■ Text segment ■
Noether was a Jewish German mathematician who relentlessly pursued a mathematics education and research career in the face of significant gender barriers and, especially during Hitler’s rise to power, religious discrimination. She earned her doctorate from the University of Erlangen and became a professor of mathematics at the University of Göttingen where she worked with some of the leading minds in mathematics at the time, including Felix Klein and David Hilbert.

A careful explanation of Noether’s 1918 theorem and how it redefined the role of symmetry in mathematics is the heart of the book. The theorem is actually four theorems: two theorems and their converses. They establish that conservation laws can be derived from symmetry and that symmetry can be derived from conservation laws, showing that these two essential ideas for understanding the structure of the universe, which had previously been treated as mathematically and conceptually separate, were in fact conceptually linked.

Phillips describes how before Noether, “symmetry was a guide to the overall patterns of reality. It served as a concise description and sometimes as an aid to constructing the solution to a problem.” After Noether’s theorem, symmetry had a new role: It could and did “govern what could and could not happen wherever it was present.” It was not just a pattern of reality anymore; it became a law.

■ Direction 1 ■
From the entries, copy word for word the lines beginning with the line that contains "- octave-button[interactable]: 1: [192, 216, 216, 230]" and continuing through the line that contains "- black-key[interactable]: [321, 258, 348, 348]".

■ Provided records ■
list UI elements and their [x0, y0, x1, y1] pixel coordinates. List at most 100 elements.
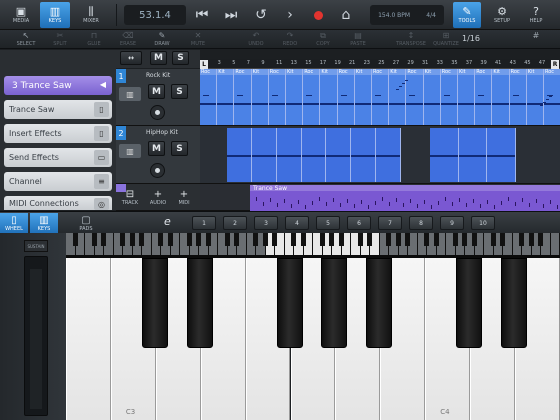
- octave-button[interactable]: 1: [192, 216, 216, 230]
- global-solo-button[interactable]: S: [172, 51, 189, 65]
- add-track-button[interactable]: ⊟ TRACK: [118, 190, 142, 209]
- black-key[interactable]: [456, 258, 483, 348]
- black-key[interactable]: [321, 258, 348, 348]
- keyboard-overview[interactable]: [66, 233, 560, 255]
- white-key[interactable]: [66, 258, 111, 420]
- global-mute-button[interactable]: M: [150, 51, 167, 65]
- midi-clip[interactable]: [430, 128, 459, 182]
- midi-clip[interactable]: Roc: [544, 69, 560, 125]
- timeline-ruler[interactable]: 1357911131517192123252729313335373941434…: [200, 59, 560, 69]
- midi-clip[interactable]: Roc: [372, 69, 390, 125]
- select-tool[interactable]: ↖ SELECT: [14, 31, 38, 49]
- inspector-instrument[interactable]: Trance Saw ▯: [4, 100, 112, 119]
- edit-e-icon[interactable]: e: [164, 215, 171, 228]
- tools-button[interactable]: ✎ TOOLS: [453, 2, 481, 28]
- copy-button[interactable]: ⧉ COPY: [311, 31, 335, 49]
- midi-clip[interactable]: Roc: [509, 69, 527, 125]
- arrange-area[interactable]: Roc Kit Roc Kit Roc Kit Roc Kit Roc Kit Roc Kit Roc K…: [200, 69, 560, 211]
- tempo-display[interactable]: 154.0 BPM 4/4: [370, 5, 444, 25]
- track-hiphop-kit[interactable]: 2 HipHop Kit ▥ M S: [116, 126, 200, 184]
- octave-button[interactable]: 8: [409, 216, 433, 230]
- sustain-button[interactable]: SUSTAIN: [24, 240, 48, 252]
- midi-clip[interactable]: Kit: [286, 69, 304, 125]
- midi-clip[interactable]: Roc: [337, 69, 355, 125]
- position-display[interactable]: 53.1.4: [124, 5, 186, 25]
- midi-clip[interactable]: Kit: [217, 69, 235, 125]
- mute-tool[interactable]: ✕ MUTE: [186, 31, 210, 49]
- setup-button[interactable]: ⚙ SETUP: [488, 2, 516, 28]
- inspector-track-header[interactable]: 3 Trance Saw ◀: [4, 76, 112, 95]
- record-button[interactable]: [308, 4, 328, 26]
- midi-clip[interactable]: Roc: [440, 69, 458, 125]
- midi-clip[interactable]: Roc: [406, 69, 424, 125]
- octave-button[interactable]: 6: [347, 216, 371, 230]
- redo-button[interactable]: ↷ REDO: [278, 31, 302, 49]
- skip-forward-button[interactable]: ⏭: [221, 4, 241, 26]
- black-key[interactable]: [366, 258, 393, 348]
- black-key[interactable]: [501, 258, 527, 348]
- midi-clip[interactable]: [487, 128, 516, 182]
- cycle-button[interactable]: ↺: [250, 4, 272, 26]
- midi-clip[interactable]: [458, 128, 488, 182]
- midi-clip[interactable]: Kit: [423, 69, 441, 125]
- lane-rock-kit[interactable]: Roc Kit Roc Kit Roc Kit Roc Kit Roc Kit Roc Kit Roc K…: [200, 69, 560, 126]
- octave-button[interactable]: 4: [285, 216, 309, 230]
- draw-tool[interactable]: ✎ DRAW: [150, 31, 174, 49]
- solo-button[interactable]: S: [171, 84, 188, 99]
- fit-button[interactable]: ↔: [120, 51, 142, 65]
- inspector-send-effects[interactable]: Send Effects ▭: [4, 148, 112, 167]
- lane-hiphop-kit[interactable]: [200, 126, 560, 184]
- split-tool[interactable]: ✂ SPLIT: [48, 31, 72, 49]
- solo-button[interactable]: S: [171, 141, 188, 156]
- snap-grid-button[interactable]: #: [526, 31, 546, 49]
- midi-clip[interactable]: Roc: [475, 69, 493, 125]
- octave-button[interactable]: 7: [378, 216, 402, 230]
- midi-clip[interactable]: Kit: [320, 69, 338, 125]
- add-midi-track-button[interactable]: + MIDI: [172, 190, 196, 209]
- black-key[interactable]: [276, 258, 303, 348]
- metronome-button[interactable]: ⌂: [336, 4, 356, 26]
- inspector-channel[interactable]: Channel ≡: [4, 172, 112, 191]
- left-locator[interactable]: L: [200, 60, 208, 69]
- midi-clip[interactable]: Kit: [492, 69, 510, 125]
- paste-button[interactable]: ▤ PASTE: [346, 31, 370, 49]
- track-rock-kit[interactable]: 1 Rock Kit ▥ M S: [116, 69, 200, 126]
- octave-button[interactable]: 9: [440, 216, 464, 230]
- record-enable-button[interactable]: [150, 105, 165, 120]
- transpose-button[interactable]: ↕ TRANSPOSE: [392, 31, 430, 49]
- midi-clip[interactable]: Roc: [200, 69, 218, 125]
- add-audio-track-button[interactable]: + AUDIO: [146, 190, 170, 209]
- inspector-insert-effects[interactable]: Insert Effects ▯: [4, 124, 112, 143]
- inspector-midi-connections[interactable]: MIDI Connections ◎: [4, 196, 112, 210]
- midi-clip[interactable]: Roc: [303, 69, 321, 125]
- record-enable-button[interactable]: [150, 163, 165, 178]
- pads-mode-button[interactable]: ▢ PADS: [72, 213, 100, 234]
- black-key[interactable]: [141, 258, 168, 348]
- media-button[interactable]: ▣ MEDIA: [6, 2, 36, 28]
- midi-clip[interactable]: [351, 128, 377, 182]
- midi-clip[interactable]: Kit: [389, 69, 407, 125]
- midi-clip[interactable]: Roc: [234, 69, 252, 125]
- right-locator[interactable]: R: [551, 60, 559, 69]
- midi-clip[interactable]: [227, 128, 252, 182]
- octave-button[interactable]: 2: [223, 216, 247, 230]
- midi-clip[interactable]: Kit: [526, 69, 544, 125]
- grid-value[interactable]: 1/16: [462, 34, 480, 43]
- keys-button[interactable]: ▥ KEYS: [40, 2, 70, 28]
- midi-clip[interactable]: Trance Saw: [250, 185, 560, 211]
- black-key[interactable]: [186, 258, 213, 348]
- glue-tool[interactable]: ⊓ GLUE: [82, 31, 106, 49]
- undo-button[interactable]: ↶ UNDO: [244, 31, 268, 49]
- midi-clip[interactable]: Kit: [251, 69, 269, 125]
- help-button[interactable]: ? HELP: [522, 2, 550, 28]
- midi-clip[interactable]: [251, 128, 277, 182]
- midi-clip[interactable]: [376, 128, 401, 182]
- mute-button[interactable]: M: [148, 84, 165, 99]
- octave-button[interactable]: 3: [254, 216, 278, 230]
- wheel-button[interactable]: ▯ WHEEL: [0, 213, 28, 234]
- lane-trance-saw[interactable]: Trance Saw: [200, 184, 560, 211]
- pitch-wheel[interactable]: [24, 256, 48, 416]
- piano-keyboard[interactable]: C3 C4: [66, 258, 560, 420]
- midi-clip[interactable]: [276, 128, 302, 182]
- midi-clip[interactable]: [301, 128, 327, 182]
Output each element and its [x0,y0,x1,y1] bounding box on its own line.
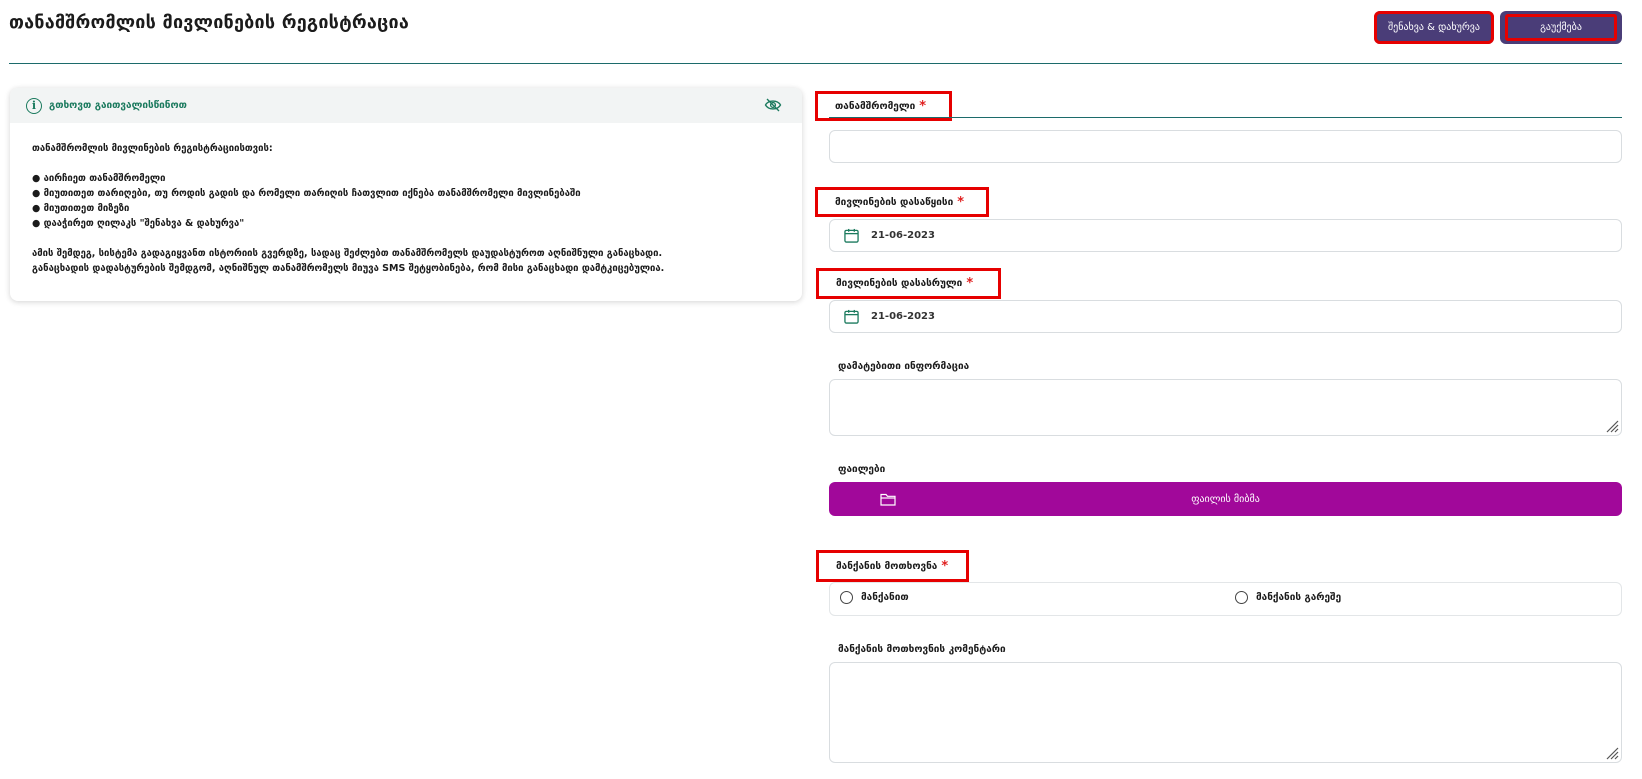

■ Direction 2 ■
According to the Noether passage, how many theorems does her 1918 theorem actually consist of?

■ Right answer 1 ■
- octave-button[interactable]: 1: [192, 216, 216, 230]
- global-solo-button[interactable]: S: [172, 51, 189, 65]
- add-track-button[interactable]: ⊟ TRACK: [118, 190, 142, 209]
- black-key[interactable]: [456, 258, 483, 348]
- black-key[interactable]: [321, 258, 348, 348]

■ Right answer 2 ■
Four: two theorems and their converses.